#### [WHAT YOU SHOULD DO]
Leave out the pictures and restate the rest of the data exactly.

#### [STORED ROWS]

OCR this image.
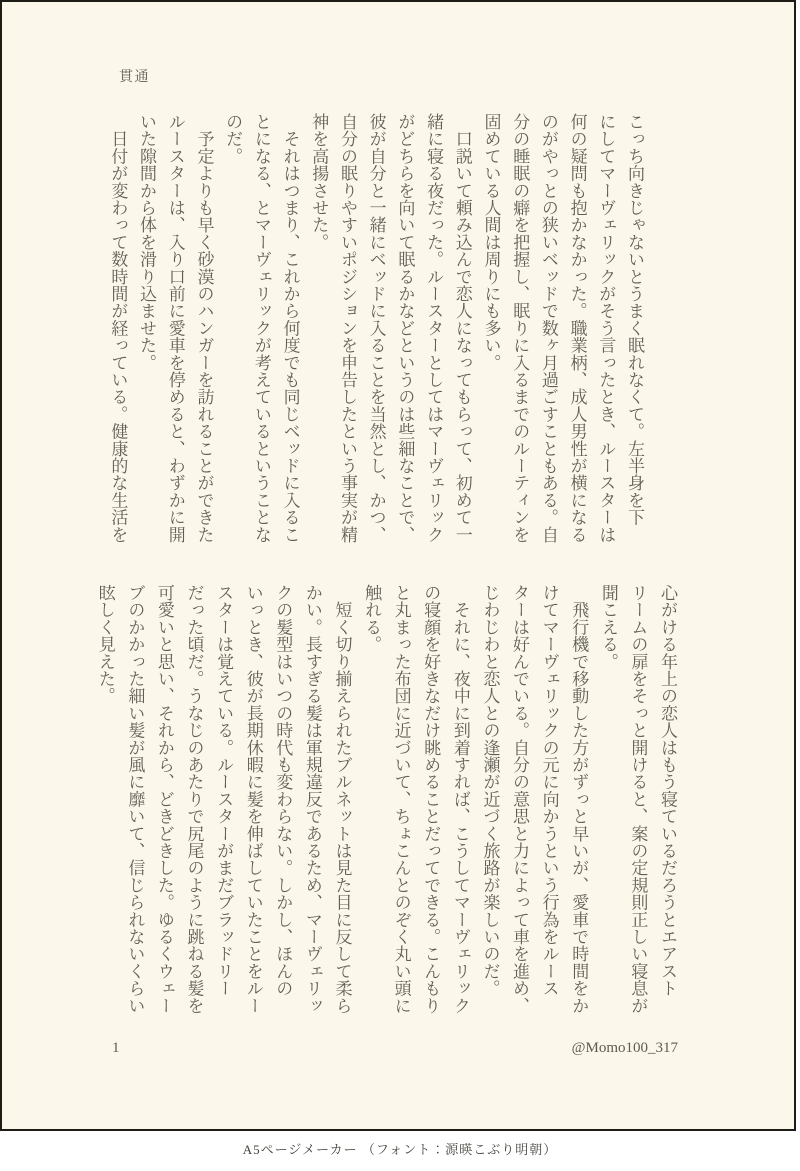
貫通
こっち向きじゃないとうまく眠れなくて。左半身を下
にしてマーヴェリックがそう言ったとき、ルースターは
何の疑問も抱かなかった。職業柄、成人男性が横になる
のがやっとの狭いベッドで数ヶ月過ごすこともある。自
分の睡眠の癖を把握し、眠りに入るまでのルーティンを
固めている人間は周りにも多い。
　口説いて頼み込んで恋人になってもらって、初めて一
緒に寝る夜だった。ルースターとしてはマーヴェリック
がどちらを向いて眠るかなどというのは些細なことで、
彼が自分と一緒にベッドに入ることを当然とし、かつ、
自分の眠りやすいポジションを申告したという事実が精
神を高揚させた。
　それはつまり、これから何度でも同じベッドに入るこ
とになる、とマーヴェリックが考えているということな
のだ。
　予定よりも早く砂漠のハンガーを訪れることができた
ルースターは、入り口前に愛車を停めると、わずかに開
いた隙間から体を滑り込ませた。
　日付が変わって数時間が経っている。健康的な生活を
心がける年上の恋人はもう寝ているだろうとエアスト
リームの扉をそっと開けると、案の定規則正しい寝息が
聞こえる。
　飛行機で移動した方がずっと早いが、愛車で時間をか
けてマーヴェリックの元に向かうという行為をルース
ターは好んでいる。自分の意思と力によって車を進め、
じわじわと恋人との逢瀬が近づく旅路が楽しいのだ。
　それに、夜中に到着すれば、こうしてマーヴェリック
の寝顔を好きなだけ眺めることだってできる。こんもり
と丸まった布団に近づいて、ちょこんとのぞく丸い頭に
触れる。
　短く切り揃えられたブルネットは見た目に反して柔ら
かい。長すぎる髪は軍規違反であるため、マーヴェリッ
クの髪型はいつの時代も変わらない。しかし、ほんの
いっとき、彼が長期休暇に髪を伸ばしていたことをルー
スターは覚えている。ルースターがまだブラッドリー
だった頃だ。うなじのあたりで尻尾のように跳ねる髪を
可愛いと思い、それから、どきどきした。ゆるくウェー
ブのかかった細い髪が風に靡いて、信じられないくらい
眩しく見えた。
1	@Momo100_317
A5ページメーカー （フォント：源暎こぶり明朝）
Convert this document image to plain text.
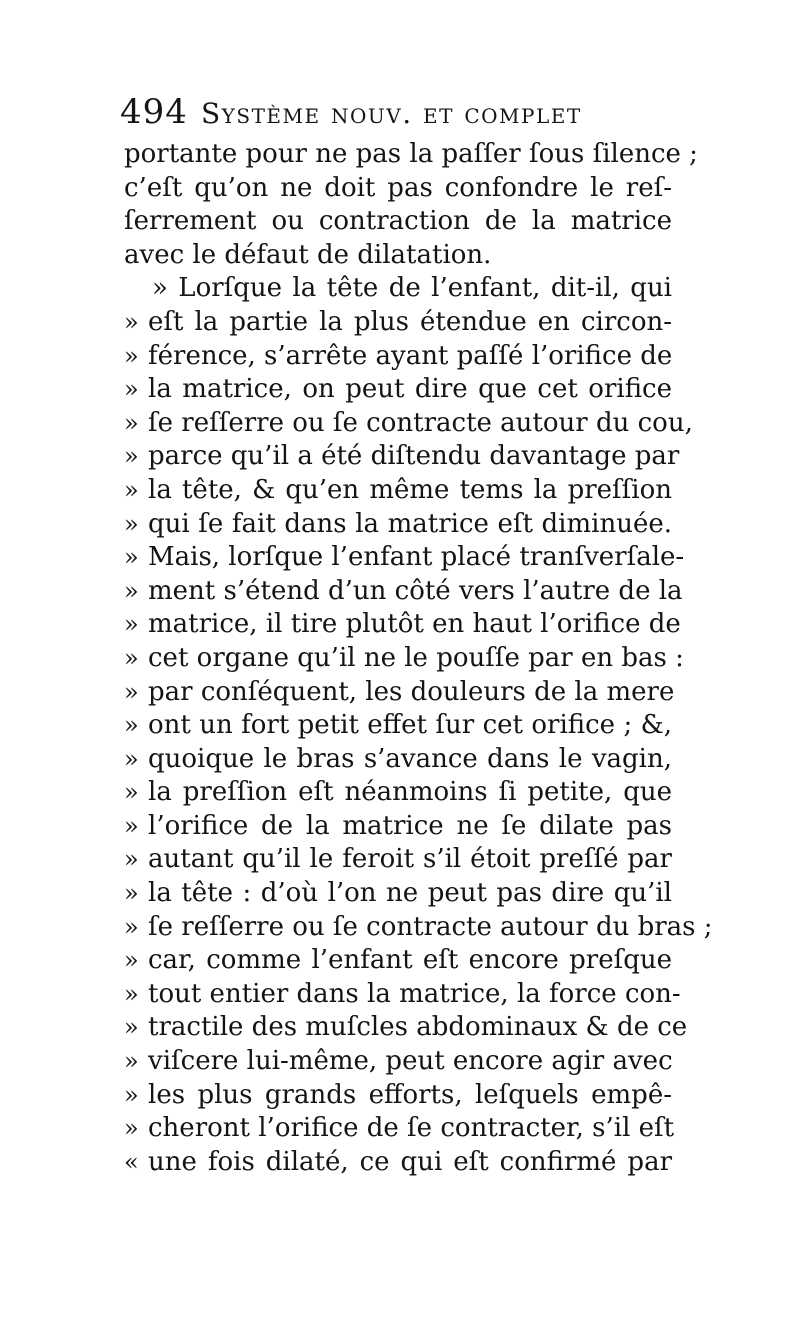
494 Système nouv. et complet
portante pour ne pas la paſſer ſous ſilence ;
c’eſt qu’on ne doit pas confondre le reſ-
ſerrement ou contraction de la matrice
avec le défaut de dilatation.
» Lorſque la tête de l’enfant, dit-il, qui
» eſt la partie la plus étendue en circon-
» férence, s’arrête ayant paſſé l’orifice de
» la matrice, on peut dire que cet orifice
» ſe reſſerre ou ſe contracte autour du cou,
» parce qu’il a été diſtendu davantage par
» la tête, & qu’en même tems la preſſion
» qui ſe fait dans la matrice eſt diminuée.
» Mais, lorſque l’enfant placé tranſverſale-
» ment s’étend d’un côté vers l’autre de la
» matrice, il tire plutôt en haut l’orifice de
» cet organe qu’il ne le pouſſe par en bas :
» par conſéquent, les douleurs de la mere
» ont un fort petit effet ſur cet orifice ; &,
» quoique le bras s’avance dans le vagin,
» la preſſion eſt néanmoins ſi petite, que
» l’orifice de la matrice ne ſe dilate pas
» autant qu’il le feroit s’il étoit preſſé par
» la tête : d’où l’on ne peut pas dire qu’il
» ſe reſſerre ou ſe contracte autour du bras ;
» car, comme l’enfant eſt encore preſque
» tout entier dans la matrice, la force con-
» tractile des muſcles abdominaux & de ce
» viſcere lui-même, peut encore agir avec
» les plus grands efforts, leſquels empê-
» cheront l’orifice de ſe contracter, s’il eſt
« une fois dilaté, ce qui eſt confirmé par
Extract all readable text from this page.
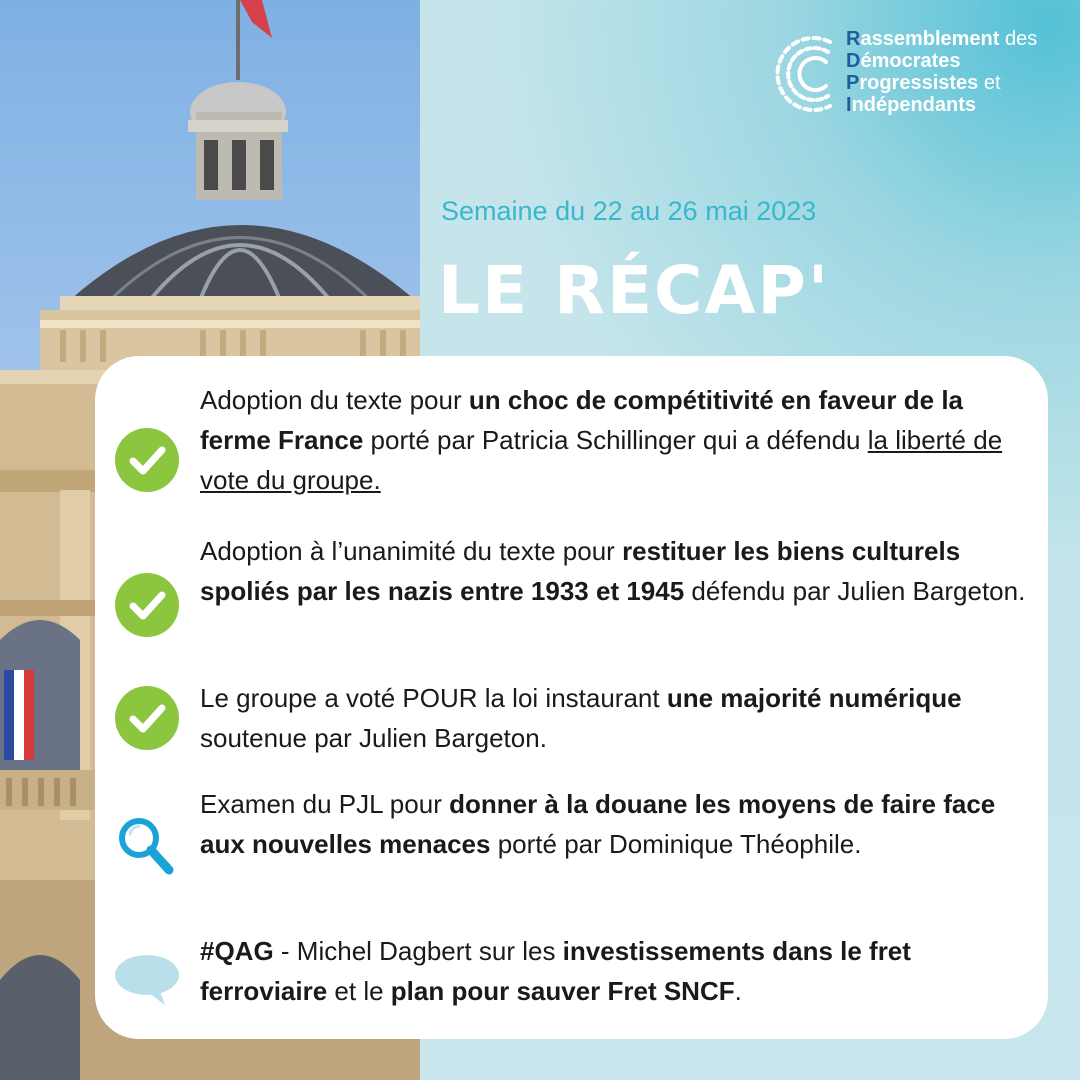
Rassemblement des
Démocrates
Progressistes et
Indépendants
Semaine du 22 au 26 mai 2023
LE RÉCAP'
Adoption du texte pour un choc de compétitivité en faveur de la ferme France porté par Patricia Schillinger qui a défendu la liberté de vote du groupe.
Adoption à l’unanimité du texte pour restituer les biens culturels spoliés par les nazis entre 1933 et 1945 défendu par Julien Bargeton.
Le groupe a voté POUR la loi instaurant une majorité numérique soutenue par Julien Bargeton.
Examen du PJL pour donner à la douane les moyens de faire face aux nouvelles menaces porté par Dominique Théophile.
#QAG - Michel Dagbert sur les investissements dans le fret ferroviaire et le plan pour sauver Fret SNCF.
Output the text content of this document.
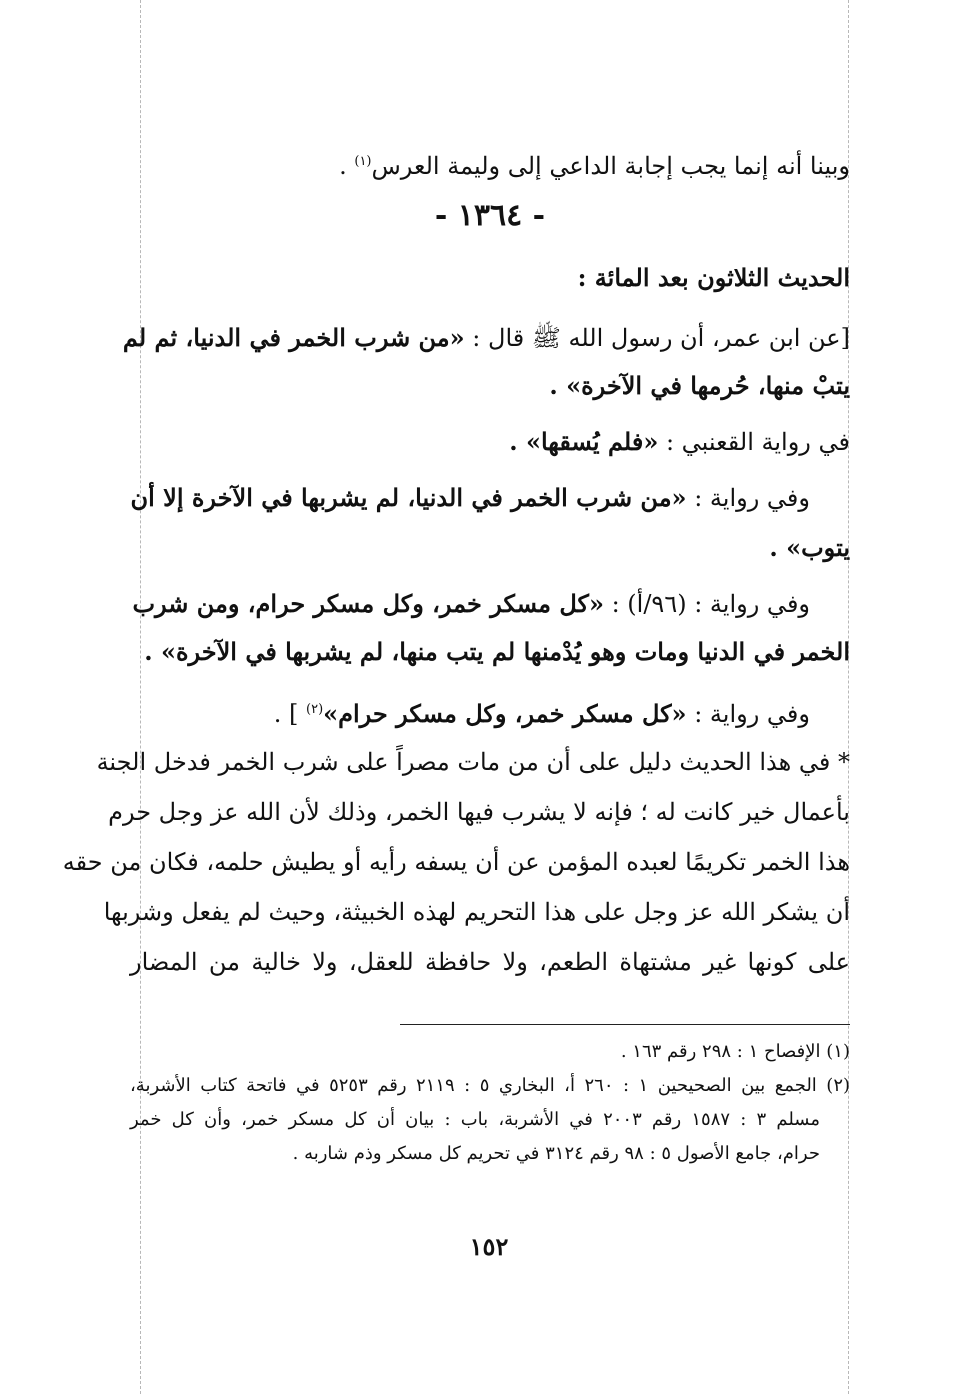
وبينا أنه إنما يجب إجابة الداعي إلى وليمة العرس$^{(١)}$ .
- ١٣٦٤ -
الحديث الثلاثون بعد المائة :
[عن ابن عمر، أن رسول الله ﷺ قال : «من شرب الخمر في الدنيا، ثم لم
يتبْ منها، حُرمها في الآخرة» .
في رواية القعنبي : «فلم يُسقها» .
وفي رواية : «من شرب الخمر في الدنيا، لم يشربها في الآخرة إلا أن
يتوب» .
وفي رواية : (٩٦/أ) : «كل مسكر خمر، وكل مسكر حرام، ومن شرب
الخمر في الدنيا ومات وهو يُدْمنها لم يتب منها، لم يشربها في الآخرة» .
وفي رواية : «كل مسكر خمر، وكل مسكر حرام»$^{(٢)}$ ] .
* في هذا الحديث دليل على أن من مات مصراً على شرب الخمر فدخل الجنة
بأعمال خير كانت له ؛ فإنه لا يشرب فيها الخمر، وذلك لأن الله عز وجل حرم
هذا الخمر تكريمًا لعبده المؤمن عن أن يسفه رأيه أو يطيش حلمه، فكان من حقه
أن يشكر الله عز وجل على هذا التحريم لهذه الخبيثة، وحيث لم يفعل وشربها
على كونها غير مشتهاة الطعم، ولا حافظة للعقل، ولا خالية من المضار
(١) الإفصاح ١ : ٢٩٨ رقم ١٦٣ .
(٢) الجمع بين الصحيحين ١ : ٢٦٠ أ، البخاري ٥ : ٢١١٩ رقم ٥٢٥٣ في فاتحة كتاب الأشربة،
مسلم ٣ : ١٥٨٧ رقم ٢٠٠٣ في الأشربة، باب : بيان أن كل مسكر خمر، وأن كل خمر
حرام، جامع الأصول ٥ : ٩٨ رقم ٣١٢٤ في تحريم كل مسكر وذم شاربه .
١٥٢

#### [PROBLEM SOLUTION]
OCR this image.
貫通
こっち向きじゃないとうまく眠れなくて。左半身を下
にしてマーヴェリックがそう言ったとき、ルースターは
何の疑問も抱かなかった。職業柄、成人男性が横になる
のがやっとの狭いベッドで数ヶ月過ごすこともある。自
分の睡眠の癖を把握し、眠りに入るまでのルーティンを
固めている人間は周りにも多い。
　口説いて頼み込んで恋人になってもらって、初めて一
緒に寝る夜だった。ルースターとしてはマーヴェリック
がどちらを向いて眠るかなどというのは些細なことで、
彼が自分と一緒にベッドに入ることを当然とし、かつ、
自分の眠りやすいポジションを申告したという事実が精
神を高揚させた。
　それはつまり、これから何度でも同じベッドに入るこ
とになる、とマーヴェリックが考えているということな
のだ。
　予定よりも早く砂漠のハンガーを訪れることができた
ルースターは、入り口前に愛車を停めると、わずかに開
いた隙間から体を滑り込ませた。
　日付が変わって数時間が経っている。健康的な生活を
心がける年上の恋人はもう寝ているだろうとエアスト
リームの扉をそっと開けると、案の定規則正しい寝息が
聞こえる。
　飛行機で移動した方がずっと早いが、愛車で時間をか
けてマーヴェリックの元に向かうという行為をルース
ターは好んでいる。自分の意思と力によって車を進め、
じわじわと恋人との逢瀬が近づく旅路が楽しいのだ。
　それに、夜中に到着すれば、こうしてマーヴェリック
の寝顔を好きなだけ眺めることだってできる。こんもり
と丸まった布団に近づいて、ちょこんとのぞく丸い頭に
触れる。
　短く切り揃えられたブルネットは見た目に反して柔ら
かい。長すぎる髪は軍規違反であるため、マーヴェリッ
クの髪型はいつの時代も変わらない。しかし、ほんの
いっとき、彼が長期休暇に髪を伸ばしていたことをルー
スターは覚えている。ルースターがまだブラッドリー
だった頃だ。うなじのあたりで尻尾のように跳ねる髪を
可愛いと思い、それから、どきどきした。ゆるくウェー
ブのかかった細い髪が風に靡いて、信じられないくらい
眩しく見えた。
1	@Momo100_317
A5ページメーカー （フォント：源暎こぶり明朝）
Convert this document image to plain text.
494 Système nouv. et complet
portante pour ne pas la paſſer ſous ſilence ;
c’eſt qu’on ne doit pas confondre le reſ-
ſerrement ou contraction de la matrice
avec le défaut de dilatation.
» Lorſque la tête de l’enfant, dit-il, qui
» eſt la partie la plus étendue en circon-
» férence, s’arrête ayant paſſé l’orifice de
» la matrice, on peut dire que cet orifice
» ſe reſſerre ou ſe contracte autour du cou,
» parce qu’il a été diſtendu davantage par
» la tête, & qu’en même tems la preſſion
» qui ſe fait dans la matrice eſt diminuée.
» Mais, lorſque l’enfant placé tranſverſale-
» ment s’étend d’un côté vers l’autre de la
» matrice, il tire plutôt en haut l’orifice de
» cet organe qu’il ne le pouſſe par en bas :
» par conſéquent, les douleurs de la mere
» ont un fort petit effet ſur cet orifice ; &,
» quoique le bras s’avance dans le vagin,
» la preſſion eſt néanmoins ſi petite, que
» l’orifice de la matrice ne ſe dilate pas
» autant qu’il le feroit s’il étoit preſſé par
» la tête : d’où l’on ne peut pas dire qu’il
» ſe reſſerre ou ſe contracte autour du bras ;
» car, comme l’enfant eſt encore preſque
» tout entier dans la matrice, la force con-
» tractile des muſcles abdominaux & de ce
» viſcere lui-même, peut encore agir avec
» les plus grands efforts, leſquels empê-
» cheront l’orifice de ſe contracter, s’il eſt
« une fois dilaté, ce qui eſt confirmé par
Extract all readable text from this page.
Rassemblement des
Démocrates
Progressistes et
Indépendants
Semaine du 22 au 26 mai 2023
LE RÉCAP'
Adoption du texte pour un choc de compétitivité en faveur de la ferme France porté par Patricia Schillinger qui a défendu la liberté de vote du groupe.
Adoption à l’unanimité du texte pour restituer les biens culturels spoliés par les nazis entre 1933 et 1945 défendu par Julien Bargeton.
Le groupe a voté POUR la loi instaurant une majorité numérique soutenue par Julien Bargeton.
Examen du PJL pour donner à la douane les moyens de faire face aux nouvelles menaces porté par Dominique Théophile.
#QAG - Michel Dagbert sur les investissements dans le fret ferroviaire et le plan pour sauver Fret SNCF.
Output the text content of this document.
وبينا أنه إنما يجب إجابة الداعي إلى وليمة العرس$^{(١)}$ .
- ١٣٦٤ -
الحديث الثلاثون بعد المائة :
[عن ابن عمر، أن رسول الله ﷺ قال : «من شرب الخمر في الدنيا، ثم لم
يتبْ منها، حُرمها في الآخرة» .
في رواية القعنبي : «فلم يُسقها» .
وفي رواية : «من شرب الخمر في الدنيا، لم يشربها في الآخرة إلا أن
يتوب» .
وفي رواية : (٩٦/أ) : «كل مسكر خمر، وكل مسكر حرام، ومن شرب
الخمر في الدنيا ومات وهو يُدْمنها لم يتب منها، لم يشربها في الآخرة» .
وفي رواية : «كل مسكر خمر، وكل مسكر حرام»$^{(٢)}$ ] .
* في هذا الحديث دليل على أن من مات مصراً على شرب الخمر فدخل الجنة
بأعمال خير كانت له ؛ فإنه لا يشرب فيها الخمر، وذلك لأن الله عز وجل حرم
هذا الخمر تكريمًا لعبده المؤمن عن أن يسفه رأيه أو يطيش حلمه، فكان من حقه
أن يشكر الله عز وجل على هذا التحريم لهذه الخبيثة، وحيث لم يفعل وشربها
على كونها غير مشتهاة الطعم، ولا حافظة للعقل، ولا خالية من المضار
(١) الإفصاح ١ : ٢٩٨ رقم ١٦٣ .
(٢) الجمع بين الصحيحين ١ : ٢٦٠ أ، البخاري ٥ : ٢١١٩ رقم ٥٢٥٣ في فاتحة كتاب الأشربة،
مسلم ٣ : ١٥٨٧ رقم ٢٠٠٣ في الأشربة، باب : بيان أن كل مسكر خمر، وأن كل خمر
حرام، جامع الأصول ٥ : ٩٨ رقم ٣١٢٤ في تحريم كل مسكر وذم شاربه .
١٥٢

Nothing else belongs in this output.